_Exercise brief_: Your answer should be only a number: how many lines include the word "skill".

·····

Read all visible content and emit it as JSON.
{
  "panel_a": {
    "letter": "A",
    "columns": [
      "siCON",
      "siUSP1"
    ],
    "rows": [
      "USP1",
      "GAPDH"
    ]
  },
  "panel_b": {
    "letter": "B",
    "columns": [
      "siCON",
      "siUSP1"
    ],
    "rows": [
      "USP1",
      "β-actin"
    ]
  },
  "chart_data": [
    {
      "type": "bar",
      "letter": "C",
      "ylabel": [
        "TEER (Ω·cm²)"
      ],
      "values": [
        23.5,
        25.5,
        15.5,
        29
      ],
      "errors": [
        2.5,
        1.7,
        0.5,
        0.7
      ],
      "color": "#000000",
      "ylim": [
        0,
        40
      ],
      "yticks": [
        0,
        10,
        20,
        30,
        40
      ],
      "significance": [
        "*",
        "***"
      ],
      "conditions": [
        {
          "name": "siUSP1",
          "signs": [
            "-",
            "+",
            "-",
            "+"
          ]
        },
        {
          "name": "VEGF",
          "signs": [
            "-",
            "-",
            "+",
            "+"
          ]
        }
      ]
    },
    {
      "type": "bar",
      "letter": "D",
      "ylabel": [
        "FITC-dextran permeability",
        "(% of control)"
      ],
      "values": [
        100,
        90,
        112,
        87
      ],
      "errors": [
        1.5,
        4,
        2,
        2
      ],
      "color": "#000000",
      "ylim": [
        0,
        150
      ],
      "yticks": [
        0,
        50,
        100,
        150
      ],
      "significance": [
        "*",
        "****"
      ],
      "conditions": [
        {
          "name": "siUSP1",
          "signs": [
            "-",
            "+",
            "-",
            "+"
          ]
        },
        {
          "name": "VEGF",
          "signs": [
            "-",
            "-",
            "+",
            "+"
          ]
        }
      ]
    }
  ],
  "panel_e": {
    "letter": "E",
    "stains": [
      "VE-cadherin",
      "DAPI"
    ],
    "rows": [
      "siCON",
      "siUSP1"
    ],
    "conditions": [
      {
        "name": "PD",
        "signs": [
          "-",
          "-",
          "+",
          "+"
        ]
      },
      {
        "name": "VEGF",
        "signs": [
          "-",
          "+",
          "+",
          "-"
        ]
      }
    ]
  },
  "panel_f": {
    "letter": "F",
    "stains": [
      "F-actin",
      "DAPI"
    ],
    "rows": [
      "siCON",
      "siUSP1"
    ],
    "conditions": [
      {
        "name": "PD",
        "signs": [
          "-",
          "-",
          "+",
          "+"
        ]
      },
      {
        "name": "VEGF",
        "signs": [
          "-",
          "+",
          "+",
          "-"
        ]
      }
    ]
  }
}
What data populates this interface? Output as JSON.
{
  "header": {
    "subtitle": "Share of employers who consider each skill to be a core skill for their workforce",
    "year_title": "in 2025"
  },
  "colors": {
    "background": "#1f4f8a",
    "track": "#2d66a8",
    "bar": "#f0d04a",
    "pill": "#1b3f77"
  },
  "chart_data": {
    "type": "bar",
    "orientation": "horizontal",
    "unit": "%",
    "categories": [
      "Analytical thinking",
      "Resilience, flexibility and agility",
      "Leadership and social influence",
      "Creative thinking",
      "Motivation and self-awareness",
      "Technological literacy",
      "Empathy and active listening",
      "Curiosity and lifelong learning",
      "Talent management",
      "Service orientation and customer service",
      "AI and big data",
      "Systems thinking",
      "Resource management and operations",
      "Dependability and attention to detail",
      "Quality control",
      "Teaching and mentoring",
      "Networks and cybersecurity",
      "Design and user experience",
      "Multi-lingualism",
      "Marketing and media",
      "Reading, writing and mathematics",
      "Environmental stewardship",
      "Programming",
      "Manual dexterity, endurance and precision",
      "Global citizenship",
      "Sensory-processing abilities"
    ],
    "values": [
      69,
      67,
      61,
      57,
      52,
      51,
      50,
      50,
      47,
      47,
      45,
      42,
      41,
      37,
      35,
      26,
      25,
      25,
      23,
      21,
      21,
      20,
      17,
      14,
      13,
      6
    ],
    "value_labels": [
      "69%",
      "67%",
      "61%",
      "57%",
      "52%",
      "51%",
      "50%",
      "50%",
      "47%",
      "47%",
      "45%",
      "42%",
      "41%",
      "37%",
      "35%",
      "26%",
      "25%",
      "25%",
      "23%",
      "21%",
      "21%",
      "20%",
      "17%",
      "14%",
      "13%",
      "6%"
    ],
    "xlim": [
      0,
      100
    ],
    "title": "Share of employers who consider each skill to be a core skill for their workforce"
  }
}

·····

_Solution to the problem_: 2